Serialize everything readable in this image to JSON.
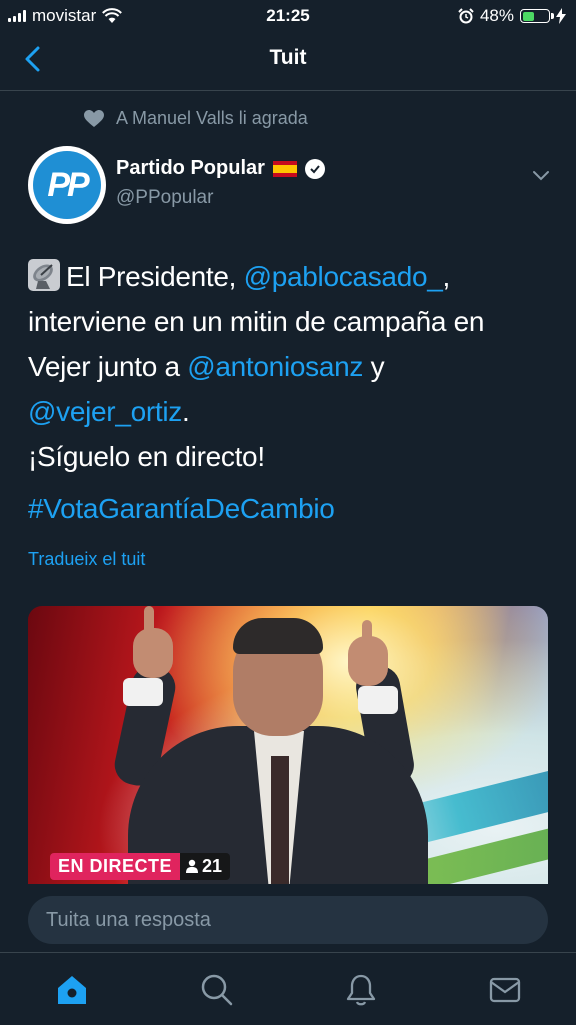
{
  "status_bar": {
    "carrier": "movistar",
    "time": "21:25",
    "battery": "48%",
    "battery_level": 0.48
  },
  "nav": {
    "title": "Tuit"
  },
  "social_context": {
    "text": "A Manuel Valls li agrada"
  },
  "author": {
    "name": "Partido Popular",
    "handle": "@PPopular",
    "avatar_text": "PP"
  },
  "tweet": {
    "t1": "El Presidente, ",
    "m1": "@pablocasado_",
    "t2": ",",
    "t3": "interviene en un mitin de campaña en",
    "t4": "Vejer junto a ",
    "m2": "@antoniosanz",
    "t5": " y",
    "m3": "@vejer_ortiz",
    "t6": ".",
    "t7": "¡Síguelo en directo!",
    "hashtag": "#VotaGarantíaDeCambio",
    "translate": "Tradueix el tuit"
  },
  "video": {
    "live_label": "EN DIRECTE",
    "viewers": "21"
  },
  "reply": {
    "placeholder": "Tuita una resposta"
  },
  "tabs": [
    {
      "icon": "home-icon",
      "active": true
    },
    {
      "icon": "search-icon",
      "active": false
    },
    {
      "icon": "notifications-bell-icon",
      "active": false
    },
    {
      "icon": "messages-envelope-icon",
      "active": false
    }
  ],
  "colors": {
    "background": "#15202b",
    "accent": "#1da1f2",
    "muted": "#8899a6",
    "live": "#e0245e"
  }
}
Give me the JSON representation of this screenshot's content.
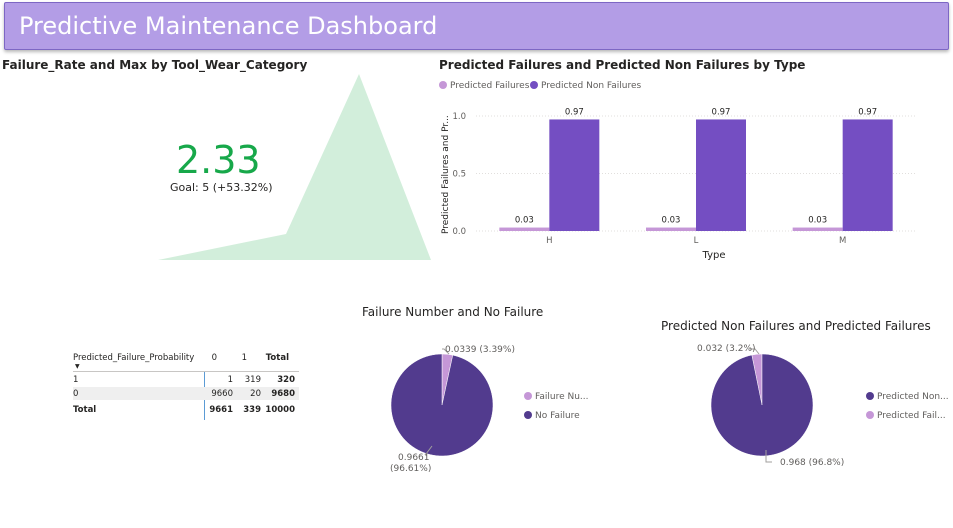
{
  "header": {
    "title": "Predictive Maintenance Dashboard"
  },
  "kpi": {
    "title": "Failure_Rate and Max by Tool_Wear_Category",
    "value": "2.33",
    "status_icon": "check-icon",
    "goal": "Goal: 5 (+53.32%)",
    "area_color": "#d2eedb",
    "value_color": "#17a84a"
  },
  "bar_chart": {
    "title": "Predicted Failures and Predicted Non Failures by Type",
    "legend": [
      {
        "label": "Predicted Failures",
        "color": "#c597d7"
      },
      {
        "label": "Predicted Non Failures",
        "color": "#744ec2"
      }
    ],
    "ylabel": "Predicted Failures and Pr...",
    "xlabel": "Type"
  },
  "matrix": {
    "header": {
      "label": "Predicted_Failure_Probability",
      "c0": "0",
      "c1": "1",
      "total": "Total"
    },
    "rows": [
      {
        "label": "1",
        "c0": "1",
        "c1": "319",
        "total": "320"
      },
      {
        "label": "0",
        "c0": "9660",
        "c1": "20",
        "total": "9680"
      }
    ],
    "total_row": {
      "label": "Total",
      "c0": "9661",
      "c1": "339",
      "total": "10000"
    }
  },
  "pie1": {
    "title": "Failure Number and No Failure",
    "legend": [
      {
        "label": "Failure Nu...",
        "color": "#c597d7"
      },
      {
        "label": "No Failure",
        "color": "#523b8e"
      }
    ],
    "small_label": "0.0339 (3.39%)",
    "large_label_line1": "0.9661",
    "large_label_line2": "(96.61%)"
  },
  "pie2": {
    "title": "Predicted Non Failures and Predicted Failures",
    "legend": [
      {
        "label": "Predicted Non...",
        "color": "#523b8e"
      },
      {
        "label": "Predicted Fail...",
        "color": "#c597d7"
      }
    ],
    "small_label": "0.032 (3.2%)",
    "large_label": "0.968 (96.8%)"
  },
  "chart_data": [
    {
      "type": "area",
      "title": "Failure_Rate and Max by Tool_Wear_Category",
      "kpi_value": 2.33,
      "goal": 5,
      "goal_delta": "+53.32%"
    },
    {
      "type": "bar",
      "title": "Predicted Failures and Predicted Non Failures by Type",
      "categories": [
        "H",
        "L",
        "M"
      ],
      "series": [
        {
          "name": "Predicted Failures",
          "values": [
            0.03,
            0.03,
            0.03
          ],
          "color": "#c597d7"
        },
        {
          "name": "Predicted Non Failures",
          "values": [
            0.97,
            0.97,
            0.97
          ],
          "color": "#744ec2"
        }
      ],
      "xlabel": "Type",
      "ylabel": "Predicted Failures and Pr...",
      "ylim": [
        0,
        1.0
      ],
      "yticks": [
        "0.0",
        "0.5",
        "1.0"
      ],
      "data_labels": true,
      "legend": "top-left"
    },
    {
      "type": "pie",
      "title": "Failure Number and No Failure",
      "labels": [
        "Failure Nu...",
        "No Failure"
      ],
      "values": [
        0.0339,
        0.9661
      ],
      "colors": [
        "#c597d7",
        "#523b8e"
      ],
      "legend": "right"
    },
    {
      "type": "pie",
      "title": "Predicted Non Failures and Predicted Failures",
      "labels": [
        "Predicted Non...",
        "Predicted Fail..."
      ],
      "values": [
        0.968,
        0.032
      ],
      "colors": [
        "#523b8e",
        "#c597d7"
      ],
      "legend": "right"
    }
  ]
}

*****

» Goal: All of the lines above should be printed exactly, minus the pictures.

» Exercise response:
Serialize everything readable in this image to JSON.
{
  "status_bar": {
    "carrier": "movistar",
    "time": "21:25",
    "battery": "48%",
    "battery_level": 0.48
  },
  "nav": {
    "title": "Tuit"
  },
  "social_context": {
    "text": "A Manuel Valls li agrada"
  },
  "author": {
    "name": "Partido Popular",
    "handle": "@PPopular",
    "avatar_text": "PP"
  },
  "tweet": {
    "t1": "El Presidente, ",
    "m1": "@pablocasado_",
    "t2": ",",
    "t3": "interviene en un mitin de campaña en",
    "t4": "Vejer junto a ",
    "m2": "@antoniosanz",
    "t5": " y",
    "m3": "@vejer_ortiz",
    "t6": ".",
    "t7": "¡Síguelo en directo!",
    "hashtag": "#VotaGarantíaDeCambio",
    "translate": "Tradueix el tuit"
  },
  "video": {
    "live_label": "EN DIRECTE",
    "viewers": "21"
  },
  "reply": {
    "placeholder": "Tuita una resposta"
  },
  "tabs": [
    {
      "icon": "home-icon",
      "active": true
    },
    {
      "icon": "search-icon",
      "active": false
    },
    {
      "icon": "notifications-bell-icon",
      "active": false
    },
    {
      "icon": "messages-envelope-icon",
      "active": false
    }
  ],
  "colors": {
    "background": "#15202b",
    "accent": "#1da1f2",
    "muted": "#8899a6",
    "live": "#e0245e"
  }
}
Give me the JSON representation of this screenshot's content.
{
  "header": {
    "title": "Predictive Maintenance Dashboard"
  },
  "kpi": {
    "title": "Failure_Rate and Max by Tool_Wear_Category",
    "value": "2.33",
    "status_icon": "check-icon",
    "goal": "Goal: 5 (+53.32%)",
    "area_color": "#d2eedb",
    "value_color": "#17a84a"
  },
  "bar_chart": {
    "title": "Predicted Failures and Predicted Non Failures by Type",
    "legend": [
      {
        "label": "Predicted Failures",
        "color": "#c597d7"
      },
      {
        "label": "Predicted Non Failures",
        "color": "#744ec2"
      }
    ],
    "ylabel": "Predicted Failures and Pr...",
    "xlabel": "Type"
  },
  "matrix": {
    "header": {
      "label": "Predicted_Failure_Probability",
      "c0": "0",
      "c1": "1",
      "total": "Total"
    },
    "rows": [
      {
        "label": "1",
        "c0": "1",
        "c1": "319",
        "total": "320"
      },
      {
        "label": "0",
        "c0": "9660",
        "c1": "20",
        "total": "9680"
      }
    ],
    "total_row": {
      "label": "Total",
      "c0": "9661",
      "c1": "339",
      "total": "10000"
    }
  },
  "pie1": {
    "title": "Failure Number and No Failure",
    "legend": [
      {
        "label": "Failure Nu...",
        "color": "#c597d7"
      },
      {
        "label": "No Failure",
        "color": "#523b8e"
      }
    ],
    "small_label": "0.0339 (3.39%)",
    "large_label_line1": "0.9661",
    "large_label_line2": "(96.61%)"
  },
  "pie2": {
    "title": "Predicted Non Failures and Predicted Failures",
    "legend": [
      {
        "label": "Predicted Non...",
        "color": "#523b8e"
      },
      {
        "label": "Predicted Fail...",
        "color": "#c597d7"
      }
    ],
    "small_label": "0.032 (3.2%)",
    "large_label": "0.968 (96.8%)"
  },
  "chart_data": [
    {
      "type": "area",
      "title": "Failure_Rate and Max by Tool_Wear_Category",
      "kpi_value": 2.33,
      "goal": 5,
      "goal_delta": "+53.32%"
    },
    {
      "type": "bar",
      "title": "Predicted Failures and Predicted Non Failures by Type",
      "categories": [
        "H",
        "L",
        "M"
      ],
      "series": [
        {
          "name": "Predicted Failures",
          "values": [
            0.03,
            0.03,
            0.03
          ],
          "color": "#c597d7"
        },
        {
          "name": "Predicted Non Failures",
          "values": [
            0.97,
            0.97,
            0.97
          ],
          "color": "#744ec2"
        }
      ],
      "xlabel": "Type",
      "ylabel": "Predicted Failures and Pr...",
      "ylim": [
        0,
        1.0
      ],
      "yticks": [
        "0.0",
        "0.5",
        "1.0"
      ],
      "data_labels": true,
      "legend": "top-left"
    },
    {
      "type": "pie",
      "title": "Failure Number and No Failure",
      "labels": [
        "Failure Nu...",
        "No Failure"
      ],
      "values": [
        0.0339,
        0.9661
      ],
      "colors": [
        "#c597d7",
        "#523b8e"
      ],
      "legend": "right"
    },
    {
      "type": "pie",
      "title": "Predicted Non Failures and Predicted Failures",
      "labels": [
        "Predicted Non...",
        "Predicted Fail..."
      ],
      "values": [
        0.968,
        0.032
      ],
      "colors": [
        "#523b8e",
        "#c597d7"
      ],
      "legend": "right"
    }
  ]
}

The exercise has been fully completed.